#### What you need to do
Quote the whole listing exactly. Leave the pictures out of your copy.

[start]

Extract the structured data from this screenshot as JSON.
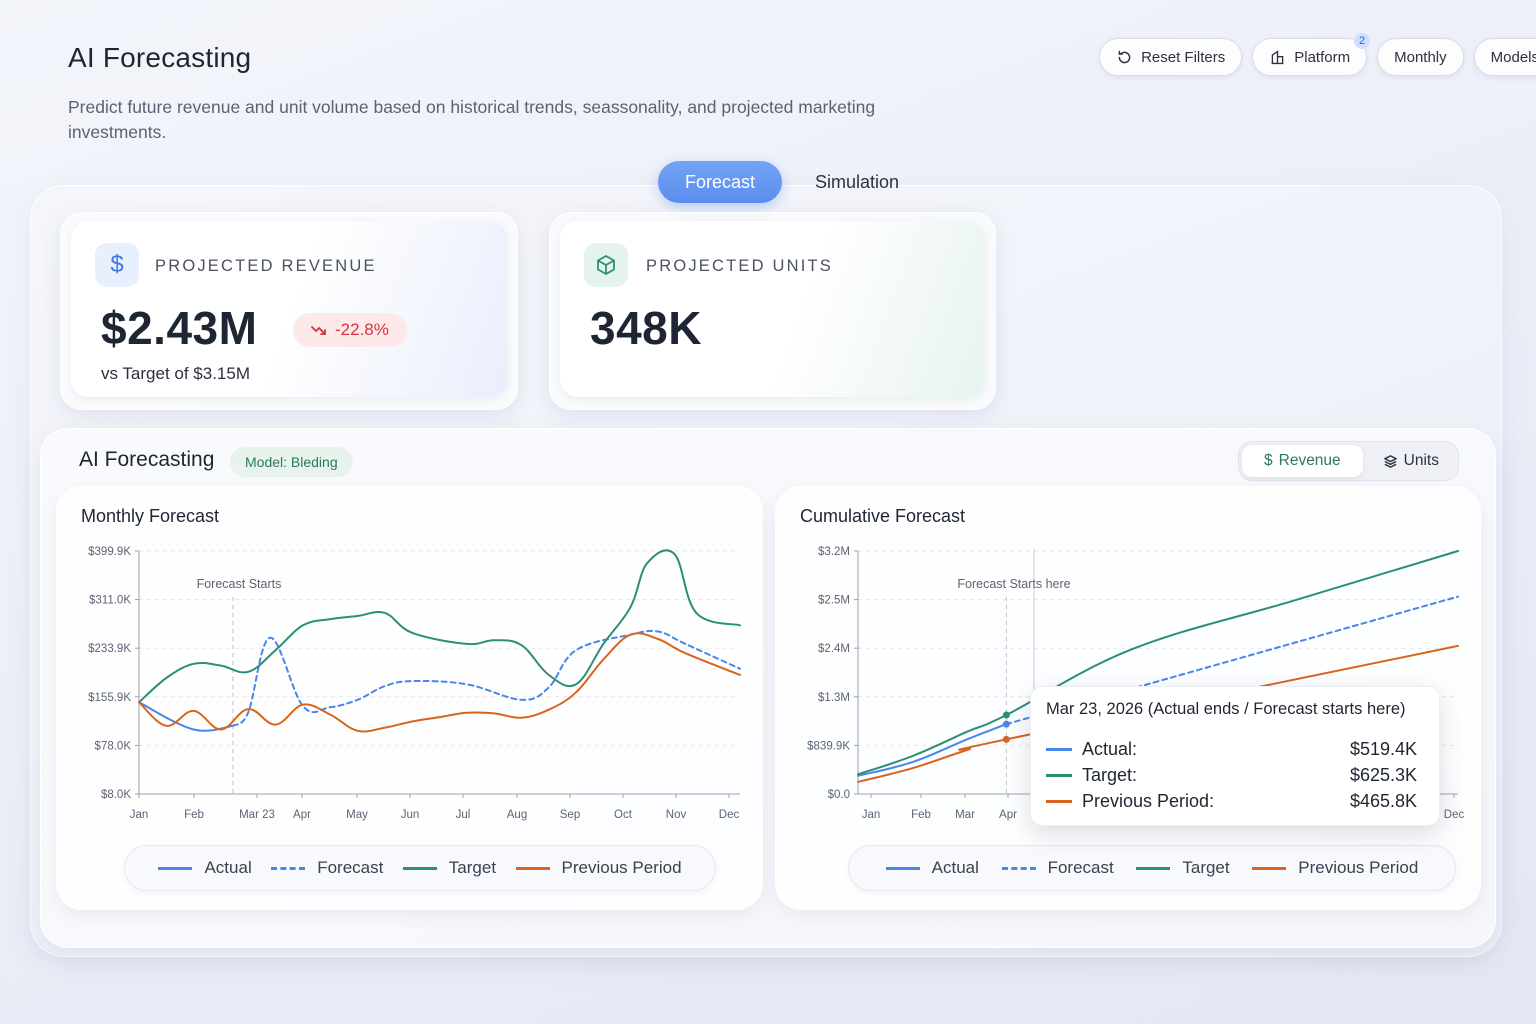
{
  "header": {
    "title": "AI Forecasting",
    "description": "Predict future revenue and unit volume based on historical trends, seassonality, and projected marketing investments."
  },
  "filters": [
    {
      "label": "Reset Filters",
      "icon": "reset-icon"
    },
    {
      "label": "Platform",
      "icon": "platform-icon",
      "badge": "2"
    },
    {
      "label": "Monthly"
    },
    {
      "label": "Models"
    }
  ],
  "tabs": {
    "active": "Forecast",
    "other": "Simulation"
  },
  "kpis": {
    "revenue": {
      "label": "PROJECTED REVENUE",
      "value": "$2.43M",
      "delta": "-22.8%",
      "subtitle": "vs Target of $3.15M",
      "icon": "dollar-icon"
    },
    "units": {
      "label": "PROJECTED UNITS",
      "value": "348K",
      "icon": "box-icon"
    }
  },
  "forecast_panel": {
    "title": "AI Forecasting",
    "model_badge": "Model: Bleding",
    "toggle": {
      "revenue": "Revenue",
      "units": "Units",
      "active": "Revenue"
    }
  },
  "colors": {
    "actual": "#4a86e8",
    "forecast": "#4a86e8",
    "target": "#2b8f74",
    "previous": "#d8651f"
  },
  "legend": {
    "actual": "Actual",
    "forecast": "Forecast",
    "target": "Target",
    "previous": "Previous Period"
  },
  "tooltip": {
    "title": "Mar 23, 2026 (Actual ends / Forecast starts here)",
    "rows": [
      {
        "label": "Actual:",
        "value": "$519.4K"
      },
      {
        "label": "Target:",
        "value": "$625.3K"
      },
      {
        "label": "Previous Period:",
        "value": "$465.8K"
      }
    ]
  },
  "chart_data": [
    {
      "type": "line",
      "title": "Monthly Forecast",
      "annotation": "Forecast Starts",
      "x_ticks": [
        "Jan",
        "Feb",
        "Mar 23",
        "Apr",
        "May",
        "Jun",
        "Jul",
        "Aug",
        "Sep",
        "Oct",
        "Nov",
        "Dec"
      ],
      "y_ticks": [
        "$399.9K",
        "$311.0K",
        "$233.9K",
        "$155.9K",
        "$78.0K",
        "$8.0K"
      ],
      "ylim": [
        8.0,
        399.9
      ],
      "unit": "$K",
      "series": [
        {
          "name": "Actual",
          "x": [
            1,
            2,
            2.72
          ],
          "values": [
            155.9,
            112,
            118
          ]
        },
        {
          "name": "Forecast",
          "x": [
            2.72,
            3,
            3.4,
            4,
            4.5,
            5,
            5.5,
            6,
            7,
            8,
            8.5,
            9,
            10,
            10.5,
            11,
            12
          ],
          "values": [
            118,
            140,
            260,
            150,
            148,
            160,
            182,
            190,
            185,
            160,
            180,
            240,
            265,
            270,
            250,
            210
          ]
        },
        {
          "name": "Target",
          "x": [
            1,
            1.5,
            2,
            2.5,
            3,
            3.5,
            4,
            4.5,
            5,
            5.5,
            6,
            7,
            7.5,
            8,
            8.5,
            9,
            9.5,
            10,
            10.3,
            10.8,
            11.2,
            12
          ],
          "values": [
            155.9,
            195,
            218,
            215,
            205,
            240,
            280,
            290,
            295,
            300,
            268,
            250,
            256,
            248,
            200,
            185,
            250,
            310,
            380,
            395,
            300,
            280
          ]
        },
        {
          "name": "Previous Period",
          "x": [
            1,
            1.5,
            2,
            2.5,
            3,
            3.5,
            4,
            4.5,
            5,
            5.5,
            6,
            6.5,
            7,
            7.5,
            8,
            8.5,
            9,
            9.5,
            10,
            10.5,
            11,
            12
          ],
          "values": [
            155.9,
            118,
            142,
            112,
            145,
            120,
            152,
            136,
            110,
            115,
            125,
            132,
            139,
            138,
            131,
            144,
            172,
            225,
            265,
            258,
            235,
            200
          ]
        }
      ]
    },
    {
      "type": "line",
      "title": "Cumulative Forecast",
      "annotation": "Forecast Starts here",
      "x_ticks": [
        "Jan",
        "Feb",
        "Mar",
        "Apr",
        "Dec"
      ],
      "y_ticks": [
        "$3.2M",
        "$2.5M",
        "$2.4M",
        "$1.3M",
        "$839.9K",
        "$0.0"
      ],
      "ylim": [
        0.0,
        3.2
      ],
      "unit": "$M",
      "series": [
        {
          "name": "Actual",
          "x": [
            1,
            2,
            3,
            3.72
          ],
          "values": [
            0.24,
            0.42,
            0.72,
            0.92
          ]
        },
        {
          "name": "Forecast",
          "x": [
            3.72,
            12
          ],
          "values": [
            0.92,
            2.6
          ]
        },
        {
          "name": "Target",
          "x": [
            1,
            2,
            3,
            3.72,
            6,
            9,
            12
          ],
          "values": [
            0.26,
            0.5,
            0.82,
            1.04,
            1.9,
            2.55,
            3.2
          ]
        },
        {
          "name": "Previous Period",
          "x": [
            1,
            2,
            3,
            3.72,
            12
          ],
          "values": [
            0.16,
            0.34,
            0.58,
            0.72,
            1.95
          ]
        }
      ]
    }
  ]
}
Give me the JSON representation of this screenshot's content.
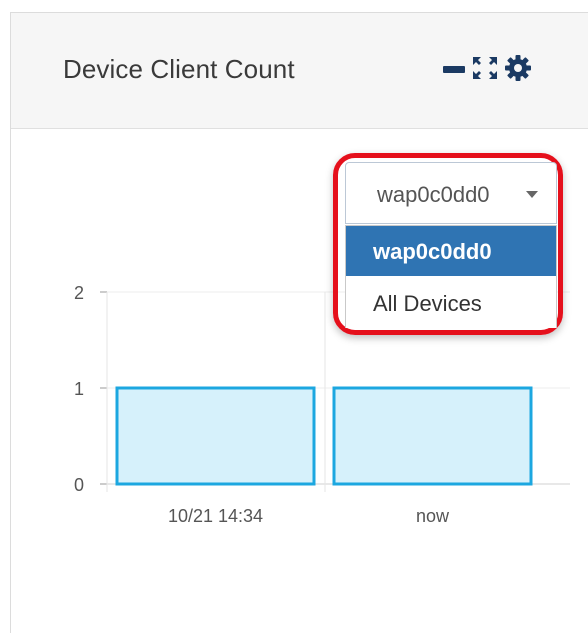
{
  "panel": {
    "title": "Device Client Count",
    "tools": [
      {
        "name": "minimize-icon"
      },
      {
        "name": "expand-icon"
      },
      {
        "name": "gear-icon"
      }
    ]
  },
  "device_select": {
    "selected": "wap0c0dd0",
    "options": [
      "wap0c0dd0",
      "All Devices"
    ],
    "highlighted_index": 0
  },
  "colors": {
    "accent": "#2f74b3",
    "bar_fill": "#d6f1fb",
    "bar_stroke": "#1ca7e0",
    "highlight_ring": "#e5101c",
    "icon": "#1b3a63"
  },
  "chart_data": {
    "type": "bar",
    "categories": [
      "10/21 14:34",
      "now"
    ],
    "values": [
      1,
      1
    ],
    "ylim": [
      0,
      2
    ],
    "yticks": [
      "0",
      "1",
      "2"
    ],
    "grid": true,
    "legend": "none"
  }
}
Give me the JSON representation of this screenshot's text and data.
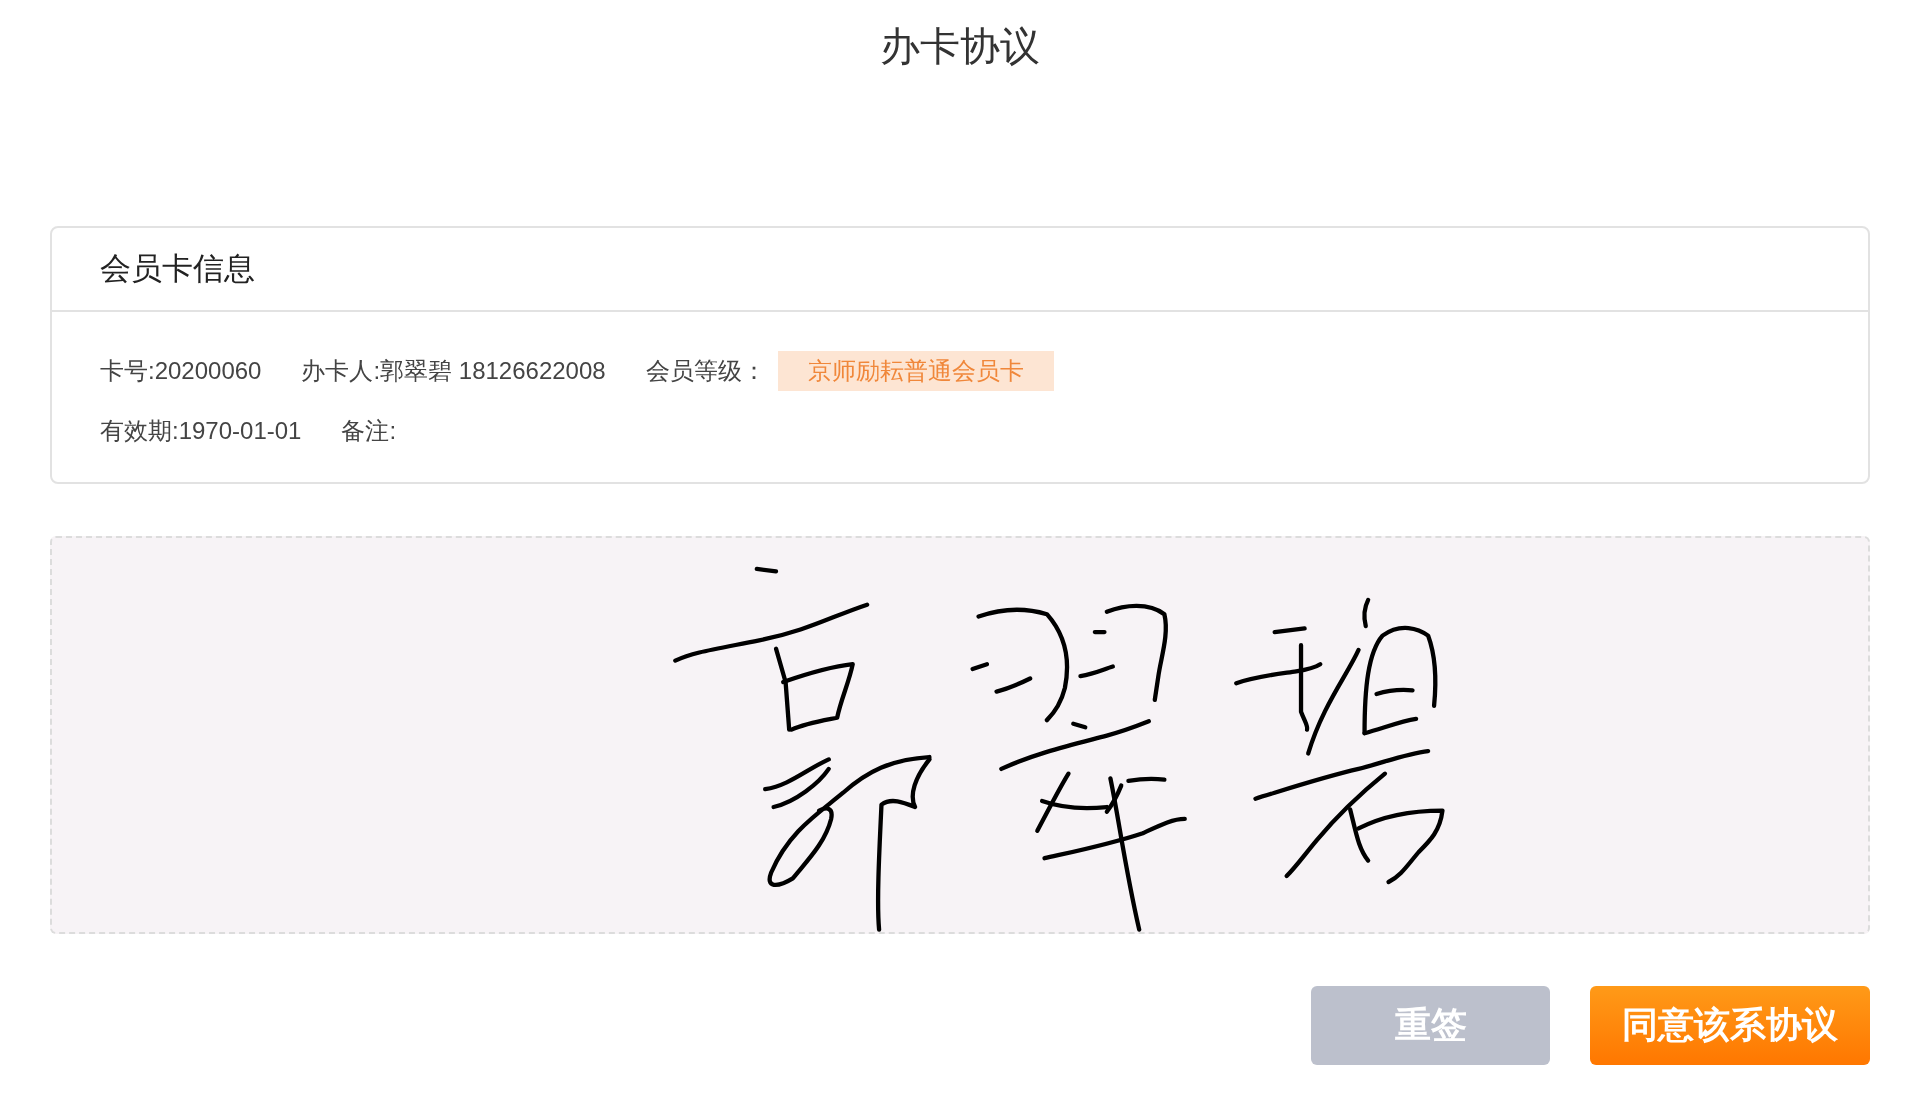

[end]

#### Answer below
Extract the structured data from this screenshot as JSON.
{
  "header": {
    "title": "AI Forecasting",
    "description": "Predict future revenue and unit volume based on historical trends, seassonality, and projected marketing investments."
  },
  "filters": [
    {
      "label": "Reset Filters",
      "icon": "reset-icon"
    },
    {
      "label": "Platform",
      "icon": "platform-icon",
      "badge": "2"
    },
    {
      "label": "Monthly"
    },
    {
      "label": "Models"
    }
  ],
  "tabs": {
    "active": "Forecast",
    "other": "Simulation"
  },
  "kpis": {
    "revenue": {
      "label": "PROJECTED REVENUE",
      "value": "$2.43M",
      "delta": "-22.8%",
      "subtitle": "vs Target of $3.15M",
      "icon": "dollar-icon"
    },
    "units": {
      "label": "PROJECTED UNITS",
      "value": "348K",
      "icon": "box-icon"
    }
  },
  "forecast_panel": {
    "title": "AI Forecasting",
    "model_badge": "Model: Bleding",
    "toggle": {
      "revenue": "Revenue",
      "units": "Units",
      "active": "Revenue"
    }
  },
  "colors": {
    "actual": "#4a86e8",
    "forecast": "#4a86e8",
    "target": "#2b8f74",
    "previous": "#d8651f"
  },
  "legend": {
    "actual": "Actual",
    "forecast": "Forecast",
    "target": "Target",
    "previous": "Previous Period"
  },
  "tooltip": {
    "title": "Mar 23, 2026 (Actual ends / Forecast starts here)",
    "rows": [
      {
        "label": "Actual:",
        "value": "$519.4K"
      },
      {
        "label": "Target:",
        "value": "$625.3K"
      },
      {
        "label": "Previous Period:",
        "value": "$465.8K"
      }
    ]
  },
  "chart_data": [
    {
      "type": "line",
      "title": "Monthly Forecast",
      "annotation": "Forecast Starts",
      "x_ticks": [
        "Jan",
        "Feb",
        "Mar 23",
        "Apr",
        "May",
        "Jun",
        "Jul",
        "Aug",
        "Sep",
        "Oct",
        "Nov",
        "Dec"
      ],
      "y_ticks": [
        "$399.9K",
        "$311.0K",
        "$233.9K",
        "$155.9K",
        "$78.0K",
        "$8.0K"
      ],
      "ylim": [
        8.0,
        399.9
      ],
      "unit": "$K",
      "series": [
        {
          "name": "Actual",
          "x": [
            1,
            2,
            2.72
          ],
          "values": [
            155.9,
            112,
            118
          ]
        },
        {
          "name": "Forecast",
          "x": [
            2.72,
            3,
            3.4,
            4,
            4.5,
            5,
            5.5,
            6,
            7,
            8,
            8.5,
            9,
            10,
            10.5,
            11,
            12
          ],
          "values": [
            118,
            140,
            260,
            150,
            148,
            160,
            182,
            190,
            185,
            160,
            180,
            240,
            265,
            270,
            250,
            210
          ]
        },
        {
          "name": "Target",
          "x": [
            1,
            1.5,
            2,
            2.5,
            3,
            3.5,
            4,
            4.5,
            5,
            5.5,
            6,
            7,
            7.5,
            8,
            8.5,
            9,
            9.5,
            10,
            10.3,
            10.8,
            11.2,
            12
          ],
          "values": [
            155.9,
            195,
            218,
            215,
            205,
            240,
            280,
            290,
            295,
            300,
            268,
            250,
            256,
            248,
            200,
            185,
            250,
            310,
            380,
            395,
            300,
            280
          ]
        },
        {
          "name": "Previous Period",
          "x": [
            1,
            1.5,
            2,
            2.5,
            3,
            3.5,
            4,
            4.5,
            5,
            5.5,
            6,
            6.5,
            7,
            7.5,
            8,
            8.5,
            9,
            9.5,
            10,
            10.5,
            11,
            12
          ],
          "values": [
            155.9,
            118,
            142,
            112,
            145,
            120,
            152,
            136,
            110,
            115,
            125,
            132,
            139,
            138,
            131,
            144,
            172,
            225,
            265,
            258,
            235,
            200
          ]
        }
      ]
    },
    {
      "type": "line",
      "title": "Cumulative Forecast",
      "annotation": "Forecast Starts here",
      "x_ticks": [
        "Jan",
        "Feb",
        "Mar",
        "Apr",
        "Dec"
      ],
      "y_ticks": [
        "$3.2M",
        "$2.5M",
        "$2.4M",
        "$1.3M",
        "$839.9K",
        "$0.0"
      ],
      "ylim": [
        0.0,
        3.2
      ],
      "unit": "$M",
      "series": [
        {
          "name": "Actual",
          "x": [
            1,
            2,
            3,
            3.72
          ],
          "values": [
            0.24,
            0.42,
            0.72,
            0.92
          ]
        },
        {
          "name": "Forecast",
          "x": [
            3.72,
            12
          ],
          "values": [
            0.92,
            2.6
          ]
        },
        {
          "name": "Target",
          "x": [
            1,
            2,
            3,
            3.72,
            6,
            9,
            12
          ],
          "values": [
            0.26,
            0.5,
            0.82,
            1.04,
            1.9,
            2.55,
            3.2
          ]
        },
        {
          "name": "Previous Period",
          "x": [
            1,
            2,
            3,
            3.72,
            12
          ],
          "values": [
            0.16,
            0.34,
            0.58,
            0.72,
            1.95
          ]
        }
      ]
    }
  ]
}
Give me the JSON representation of this screenshot's content.
{
  "panel": {
    "title": "Device Client Count",
    "tools": [
      {
        "name": "minimize-icon"
      },
      {
        "name": "expand-icon"
      },
      {
        "name": "gear-icon"
      }
    ]
  },
  "device_select": {
    "selected": "wap0c0dd0",
    "options": [
      "wap0c0dd0",
      "All Devices"
    ],
    "highlighted_index": 0
  },
  "colors": {
    "accent": "#2f74b3",
    "bar_fill": "#d6f1fb",
    "bar_stroke": "#1ca7e0",
    "highlight_ring": "#e5101c",
    "icon": "#1b3a63"
  },
  "chart_data": {
    "type": "bar",
    "categories": [
      "10/21 14:34",
      "now"
    ],
    "values": [
      1,
      1
    ],
    "ylim": [
      0,
      2
    ],
    "yticks": [
      "0",
      "1",
      "2"
    ],
    "grid": true,
    "legend": "none"
  }
}
Give me the JSON representation of this screenshot's text and data.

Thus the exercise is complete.